- **MATERIAL PROVIDED**
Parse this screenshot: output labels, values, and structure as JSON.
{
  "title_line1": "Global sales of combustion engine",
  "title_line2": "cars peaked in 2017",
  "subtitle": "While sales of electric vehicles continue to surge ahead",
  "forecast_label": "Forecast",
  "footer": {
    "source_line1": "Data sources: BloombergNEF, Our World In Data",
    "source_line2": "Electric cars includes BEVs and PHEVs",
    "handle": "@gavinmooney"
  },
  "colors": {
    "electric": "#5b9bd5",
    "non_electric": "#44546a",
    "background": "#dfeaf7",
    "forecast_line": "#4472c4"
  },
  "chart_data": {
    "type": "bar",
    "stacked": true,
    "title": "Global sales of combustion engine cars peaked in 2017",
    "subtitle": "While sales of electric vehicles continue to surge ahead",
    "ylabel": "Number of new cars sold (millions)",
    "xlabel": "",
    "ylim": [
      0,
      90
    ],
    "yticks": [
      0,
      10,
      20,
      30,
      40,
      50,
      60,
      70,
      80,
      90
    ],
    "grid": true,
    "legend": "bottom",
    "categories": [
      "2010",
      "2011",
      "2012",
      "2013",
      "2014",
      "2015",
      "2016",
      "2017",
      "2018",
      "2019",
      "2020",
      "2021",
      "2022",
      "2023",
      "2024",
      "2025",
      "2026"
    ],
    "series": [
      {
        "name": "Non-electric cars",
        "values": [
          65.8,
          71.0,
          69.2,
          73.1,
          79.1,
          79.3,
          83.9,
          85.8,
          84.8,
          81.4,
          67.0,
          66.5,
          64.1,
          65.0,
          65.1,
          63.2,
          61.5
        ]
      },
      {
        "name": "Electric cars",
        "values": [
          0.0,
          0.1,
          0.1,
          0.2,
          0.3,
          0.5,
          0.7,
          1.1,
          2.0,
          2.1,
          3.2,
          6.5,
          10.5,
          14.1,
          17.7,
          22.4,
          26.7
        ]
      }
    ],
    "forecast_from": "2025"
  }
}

- **STATED TASK**
Extract every line containing the string "cars" from the material.

- **WRITTEN ANSWER**
  "title_line2": "cars peaked in 2017",
    "source_line2": "Electric cars includes BEVs and PHEVs",
    "title": "Global sales of combustion engine cars peaked in 2017",
    "ylabel": "Number of new cars sold (millions)",
        "name": "Non-electric cars",
        "name": "Electric cars",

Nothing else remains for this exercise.